==== ENTRIES ====

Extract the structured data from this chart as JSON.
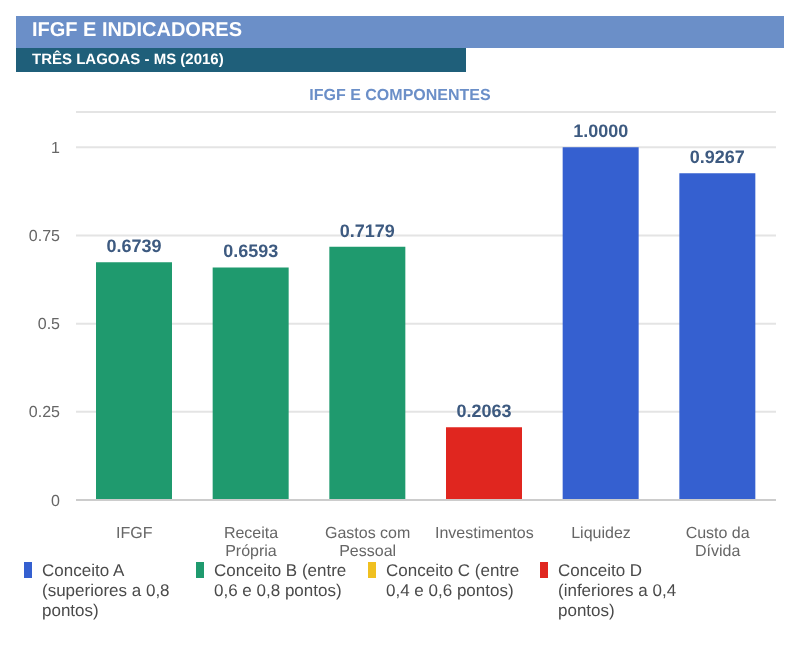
{
  "chart_data": {
    "type": "bar",
    "title": "IFGF E INDICADORES",
    "subtitle": "TRÊS LAGOAS - MS (2016)",
    "annotations": [
      "IFGF E COMPONENTES"
    ],
    "categories": [
      "IFGF",
      "Receita Própria",
      "Gastos com Pessoal",
      "Investimentos",
      "Liquidez",
      "Custo da Dívida"
    ],
    "stacked": true,
    "series": [
      {
        "name": "Conceito A (superiores a 0,8 pontos)",
        "color": "#3560d0",
        "values": [
          null,
          null,
          null,
          null,
          1.0,
          0.9267
        ],
        "value_labels": [
          null,
          null,
          null,
          null,
          "1.0000",
          "0.9267"
        ]
      },
      {
        "name": "Conceito B (entre 0,6 e 0,8 pontos)",
        "color": "#1f9a6e",
        "values": [
          0.6739,
          0.6593,
          0.7179,
          null,
          null,
          null
        ],
        "value_labels": [
          "0.6739",
          "0.6593",
          "0.7179",
          null,
          null,
          null
        ]
      },
      {
        "name": "Conceito C (entre 0,4 e 0,6 pontos)",
        "color": "#f0c020",
        "values": [
          null,
          null,
          null,
          null,
          null,
          null
        ],
        "value_labels": [
          null,
          null,
          null,
          null,
          null,
          null
        ]
      },
      {
        "name": "Conceito D (inferiores a 0,4 pontos)",
        "color": "#e0261f",
        "values": [
          null,
          null,
          null,
          0.2063,
          null,
          null
        ],
        "value_labels": [
          null,
          null,
          null,
          "0.2063",
          null,
          null
        ]
      }
    ],
    "ylim": [
      0,
      1.1
    ],
    "yticks": [
      0,
      0.25,
      0.5,
      0.75,
      1
    ],
    "grid": "y",
    "legend": "bottom"
  }
}
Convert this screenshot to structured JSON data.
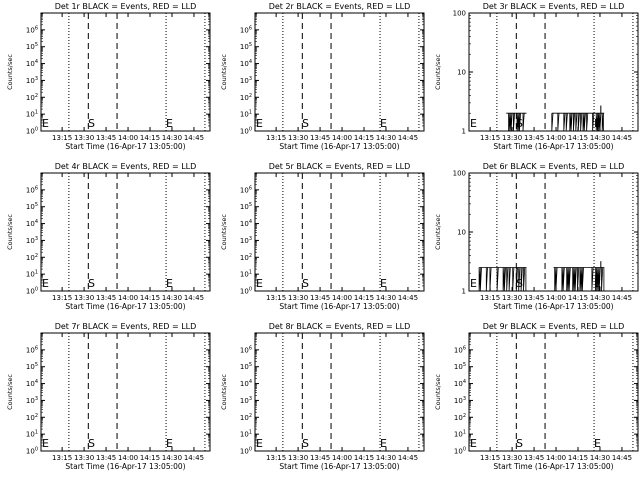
{
  "chart_data": [
    {
      "type": "line",
      "title": "Det 1r BLACK = Events, RED = LLD",
      "xlabel": "Start Time (16-Apr-17 13:05:00)",
      "ylabel": "Counts/sec",
      "yscale": "log",
      "ylim": [
        1,
        10000000
      ],
      "ytick_exps": [
        0,
        1,
        2,
        3,
        4,
        5,
        6
      ],
      "xlim_min": [
        0,
        100
      ],
      "xticks": [
        "13:15",
        "13:30",
        "13:45",
        "14:00",
        "14:15",
        "14:30",
        "14:45"
      ],
      "markers": {
        "start_label": "S",
        "end_label": "E"
      },
      "series": []
    },
    {
      "type": "line",
      "title": "Det 2r BLACK = Events, RED = LLD",
      "xlabel": "Start Time (16-Apr-17 13:05:00)",
      "ylabel": "Counts/sec",
      "yscale": "log",
      "ylim": [
        1,
        10000000
      ],
      "ytick_exps": [
        0,
        1,
        2,
        3,
        4,
        5,
        6
      ],
      "xlim_min": [
        0,
        100
      ],
      "xticks": [
        "13:15",
        "13:30",
        "13:45",
        "14:00",
        "14:15",
        "14:30",
        "14:45"
      ],
      "markers": {
        "start_label": "S",
        "end_label": "E"
      },
      "series": []
    },
    {
      "type": "line",
      "title": "Det 3r BLACK = Events, RED = LLD",
      "xlabel": "Start Time (16-Apr-17 13:05:00)",
      "ylabel": "Counts/sec",
      "yscale": "log",
      "ylim": [
        1,
        100
      ],
      "ytick_vals": [
        "1",
        "10",
        "100"
      ],
      "xlim_min": [
        0,
        100
      ],
      "xticks": [
        "13:15",
        "13:30",
        "13:45",
        "14:00",
        "14:15",
        "14:30",
        "14:45"
      ],
      "markers": {
        "start_label": "S",
        "end_label": "E"
      },
      "series": [
        {
          "segments": [
            [
              22,
              34
            ],
            [
              49,
              80
            ]
          ],
          "level": 2,
          "spike": 2.7
        }
      ]
    },
    {
      "type": "line",
      "title": "Det 4r BLACK = Events, RED = LLD",
      "xlabel": "Start Time (16-Apr-17 13:05:00)",
      "ylabel": "Counts/sec",
      "yscale": "log",
      "ylim": [
        1,
        10000000
      ],
      "ytick_exps": [
        0,
        1,
        2,
        3,
        4,
        5,
        6
      ],
      "xlim_min": [
        0,
        100
      ],
      "xticks": [
        "13:15",
        "13:30",
        "13:45",
        "14:00",
        "14:15",
        "14:30",
        "14:45"
      ],
      "markers": {
        "start_label": "S",
        "end_label": "E"
      },
      "series": []
    },
    {
      "type": "line",
      "title": "Det 5r BLACK = Events, RED = LLD",
      "xlabel": "Start Time (16-Apr-17 13:05:00)",
      "ylabel": "Counts/sec",
      "yscale": "log",
      "ylim": [
        1,
        10000000
      ],
      "ytick_exps": [
        0,
        1,
        2,
        3,
        4,
        5,
        6
      ],
      "xlim_min": [
        0,
        100
      ],
      "xticks": [
        "13:15",
        "13:30",
        "13:45",
        "14:00",
        "14:15",
        "14:30",
        "14:45"
      ],
      "markers": {
        "start_label": "S",
        "end_label": "E"
      },
      "series": []
    },
    {
      "type": "line",
      "title": "Det 6r BLACK = Events, RED = LLD",
      "xlabel": "Start Time (16-Apr-17 13:05:00)",
      "ylabel": "Counts/sec",
      "yscale": "log",
      "ylim": [
        1,
        100
      ],
      "ytick_vals": [
        "1",
        "10",
        "100"
      ],
      "xlim_min": [
        0,
        100
      ],
      "xticks": [
        "13:15",
        "13:30",
        "13:45",
        "14:00",
        "14:15",
        "14:30",
        "14:45"
      ],
      "markers": {
        "start_label": "S",
        "end_label": "E"
      },
      "series": [
        {
          "segments": [
            [
              6,
              34
            ],
            [
              50,
              80
            ]
          ],
          "level": 2.5,
          "spike": 3.2
        }
      ]
    },
    {
      "type": "line",
      "title": "Det 7r BLACK = Events, RED = LLD",
      "xlabel": "Start Time (16-Apr-17 13:05:00)",
      "ylabel": "Counts/sec",
      "yscale": "log",
      "ylim": [
        1,
        10000000
      ],
      "ytick_exps": [
        0,
        1,
        2,
        3,
        4,
        5,
        6
      ],
      "xlim_min": [
        0,
        100
      ],
      "xticks": [
        "13:15",
        "13:30",
        "13:45",
        "14:00",
        "14:15",
        "14:30",
        "14:45"
      ],
      "markers": {
        "start_label": "S",
        "end_label": "E"
      },
      "series": []
    },
    {
      "type": "line",
      "title": "Det 8r BLACK = Events, RED = LLD",
      "xlabel": "Start Time (16-Apr-17 13:05:00)",
      "ylabel": "Counts/sec",
      "yscale": "log",
      "ylim": [
        1,
        10000000
      ],
      "ytick_exps": [
        0,
        1,
        2,
        3,
        4,
        5,
        6
      ],
      "xlim_min": [
        0,
        100
      ],
      "xticks": [
        "13:15",
        "13:30",
        "13:45",
        "14:00",
        "14:15",
        "14:30",
        "14:45"
      ],
      "markers": {
        "start_label": "S",
        "end_label": "E"
      },
      "series": []
    },
    {
      "type": "line",
      "title": "Det 9r BLACK = Events, RED = LLD",
      "xlabel": "Start Time (16-Apr-17 13:05:00)",
      "ylabel": "Counts/sec",
      "yscale": "log",
      "ylim": [
        1,
        10000000
      ],
      "ytick_exps": [
        0,
        1,
        2,
        3,
        4,
        5,
        6
      ],
      "xlim_min": [
        0,
        100
      ],
      "xticks": [
        "13:15",
        "13:30",
        "13:45",
        "14:00",
        "14:15",
        "14:30",
        "14:45"
      ],
      "markers": {
        "start_label": "S",
        "end_label": "E"
      },
      "series": []
    }
  ]
}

====

> [EXERCISE DIRECTIONS]: Write the entries above out in full, exactly, with no images.

> [EXERCISE OUTPUT]:
Extract the structured data from this chart as JSON.
{
  "chart_data": {
    "type": "bar",
    "title": "IFGF E INDICADORES",
    "subtitle": "TRÊS LAGOAS - MS (2016)",
    "annotations": [
      "IFGF E COMPONENTES"
    ],
    "categories": [
      "IFGF",
      "Receita Própria",
      "Gastos com Pessoal",
      "Investimentos",
      "Liquidez",
      "Custo da Dívida"
    ],
    "stacked": true,
    "series": [
      {
        "name": "Conceito A (superiores a 0,8 pontos)",
        "color": "#3560d0",
        "values": [
          null,
          null,
          null,
          null,
          1.0,
          0.9267
        ],
        "value_labels": [
          null,
          null,
          null,
          null,
          "1.0000",
          "0.9267"
        ]
      },
      {
        "name": "Conceito B (entre 0,6 e 0,8 pontos)",
        "color": "#1f9a6e",
        "values": [
          0.6739,
          0.6593,
          0.7179,
          null,
          null,
          null
        ],
        "value_labels": [
          "0.6739",
          "0.6593",
          "0.7179",
          null,
          null,
          null
        ]
      },
      {
        "name": "Conceito C (entre 0,4 e 0,6 pontos)",
        "color": "#f0c020",
        "values": [
          null,
          null,
          null,
          null,
          null,
          null
        ],
        "value_labels": [
          null,
          null,
          null,
          null,
          null,
          null
        ]
      },
      {
        "name": "Conceito D (inferiores a 0,4 pontos)",
        "color": "#e0261f",
        "values": [
          null,
          null,
          null,
          0.2063,
          null,
          null
        ],
        "value_labels": [
          null,
          null,
          null,
          "0.2063",
          null,
          null
        ]
      }
    ],
    "ylim": [
      0,
      1.1
    ],
    "yticks": [
      0,
      0.25,
      0.5,
      0.75,
      1
    ],
    "grid": "y",
    "legend": "bottom"
  }
}
Convert this screenshot to structured JSON data.
{
  "chart_data": [
    {
      "type": "line",
      "title": "Det 1r BLACK = Events, RED = LLD",
      "xlabel": "Start Time (16-Apr-17 13:05:00)",
      "ylabel": "Counts/sec",
      "yscale": "log",
      "ylim": [
        1,
        10000000
      ],
      "ytick_exps": [
        0,
        1,
        2,
        3,
        4,
        5,
        6
      ],
      "xlim_min": [
        0,
        100
      ],
      "xticks": [
        "13:15",
        "13:30",
        "13:45",
        "14:00",
        "14:15",
        "14:30",
        "14:45"
      ],
      "markers": {
        "start_label": "S",
        "end_label": "E"
      },
      "series": []
    },
    {
      "type": "line",
      "title": "Det 2r BLACK = Events, RED = LLD",
      "xlabel": "Start Time (16-Apr-17 13:05:00)",
      "ylabel": "Counts/sec",
      "yscale": "log",
      "ylim": [
        1,
        10000000
      ],
      "ytick_exps": [
        0,
        1,
        2,
        3,
        4,
        5,
        6
      ],
      "xlim_min": [
        0,
        100
      ],
      "xticks": [
        "13:15",
        "13:30",
        "13:45",
        "14:00",
        "14:15",
        "14:30",
        "14:45"
      ],
      "markers": {
        "start_label": "S",
        "end_label": "E"
      },
      "series": []
    },
    {
      "type": "line",
      "title": "Det 3r BLACK = Events, RED = LLD",
      "xlabel": "Start Time (16-Apr-17 13:05:00)",
      "ylabel": "Counts/sec",
      "yscale": "log",
      "ylim": [
        1,
        100
      ],
      "ytick_vals": [
        "1",
        "10",
        "100"
      ],
      "xlim_min": [
        0,
        100
      ],
      "xticks": [
        "13:15",
        "13:30",
        "13:45",
        "14:00",
        "14:15",
        "14:30",
        "14:45"
      ],
      "markers": {
        "start_label": "S",
        "end_label": "E"
      },
      "series": [
        {
          "segments": [
            [
              22,
              34
            ],
            [
              49,
              80
            ]
          ],
          "level": 2,
          "spike": 2.7
        }
      ]
    },
    {
      "type": "line",
      "title": "Det 4r BLACK = Events, RED = LLD",
      "xlabel": "Start Time (16-Apr-17 13:05:00)",
      "ylabel": "Counts/sec",
      "yscale": "log",
      "ylim": [
        1,
        10000000
      ],
      "ytick_exps": [
        0,
        1,
        2,
        3,
        4,
        5,
        6
      ],
      "xlim_min": [
        0,
        100
      ],
      "xticks": [
        "13:15",
        "13:30",
        "13:45",
        "14:00",
        "14:15",
        "14:30",
        "14:45"
      ],
      "markers": {
        "start_label": "S",
        "end_label": "E"
      },
      "series": []
    },
    {
      "type": "line",
      "title": "Det 5r BLACK = Events, RED = LLD",
      "xlabel": "Start Time (16-Apr-17 13:05:00)",
      "ylabel": "Counts/sec",
      "yscale": "log",
      "ylim": [
        1,
        10000000
      ],
      "ytick_exps": [
        0,
        1,
        2,
        3,
        4,
        5,
        6
      ],
      "xlim_min": [
        0,
        100
      ],
      "xticks": [
        "13:15",
        "13:30",
        "13:45",
        "14:00",
        "14:15",
        "14:30",
        "14:45"
      ],
      "markers": {
        "start_label": "S",
        "end_label": "E"
      },
      "series": []
    },
    {
      "type": "line",
      "title": "Det 6r BLACK = Events, RED = LLD",
      "xlabel": "Start Time (16-Apr-17 13:05:00)",
      "ylabel": "Counts/sec",
      "yscale": "log",
      "ylim": [
        1,
        100
      ],
      "ytick_vals": [
        "1",
        "10",
        "100"
      ],
      "xlim_min": [
        0,
        100
      ],
      "xticks": [
        "13:15",
        "13:30",
        "13:45",
        "14:00",
        "14:15",
        "14:30",
        "14:45"
      ],
      "markers": {
        "start_label": "S",
        "end_label": "E"
      },
      "series": [
        {
          "segments": [
            [
              6,
              34
            ],
            [
              50,
              80
            ]
          ],
          "level": 2.5,
          "spike": 3.2
        }
      ]
    },
    {
      "type": "line",
      "title": "Det 7r BLACK = Events, RED = LLD",
      "xlabel": "Start Time (16-Apr-17 13:05:00)",
      "ylabel": "Counts/sec",
      "yscale": "log",
      "ylim": [
        1,
        10000000
      ],
      "ytick_exps": [
        0,
        1,
        2,
        3,
        4,
        5,
        6
      ],
      "xlim_min": [
        0,
        100
      ],
      "xticks": [
        "13:15",
        "13:30",
        "13:45",
        "14:00",
        "14:15",
        "14:30",
        "14:45"
      ],
      "markers": {
        "start_label": "S",
        "end_label": "E"
      },
      "series": []
    },
    {
      "type": "line",
      "title": "Det 8r BLACK = Events, RED = LLD",
      "xlabel": "Start Time (16-Apr-17 13:05:00)",
      "ylabel": "Counts/sec",
      "yscale": "log",
      "ylim": [
        1,
        10000000
      ],
      "ytick_exps": [
        0,
        1,
        2,
        3,
        4,
        5,
        6
      ],
      "xlim_min": [
        0,
        100
      ],
      "xticks": [
        "13:15",
        "13:30",
        "13:45",
        "14:00",
        "14:15",
        "14:30",
        "14:45"
      ],
      "markers": {
        "start_label": "S",
        "end_label": "E"
      },
      "series": []
    },
    {
      "type": "line",
      "title": "Det 9r BLACK = Events, RED = LLD",
      "xlabel": "Start Time (16-Apr-17 13:05:00)",
      "ylabel": "Counts/sec",
      "yscale": "log",
      "ylim": [
        1,
        10000000
      ],
      "ytick_exps": [
        0,
        1,
        2,
        3,
        4,
        5,
        6
      ],
      "xlim_min": [
        0,
        100
      ],
      "xticks": [
        "13:15",
        "13:30",
        "13:45",
        "14:00",
        "14:15",
        "14:30",
        "14:45"
      ],
      "markers": {
        "start_label": "S",
        "end_label": "E"
      },
      "series": []
    }
  ]
}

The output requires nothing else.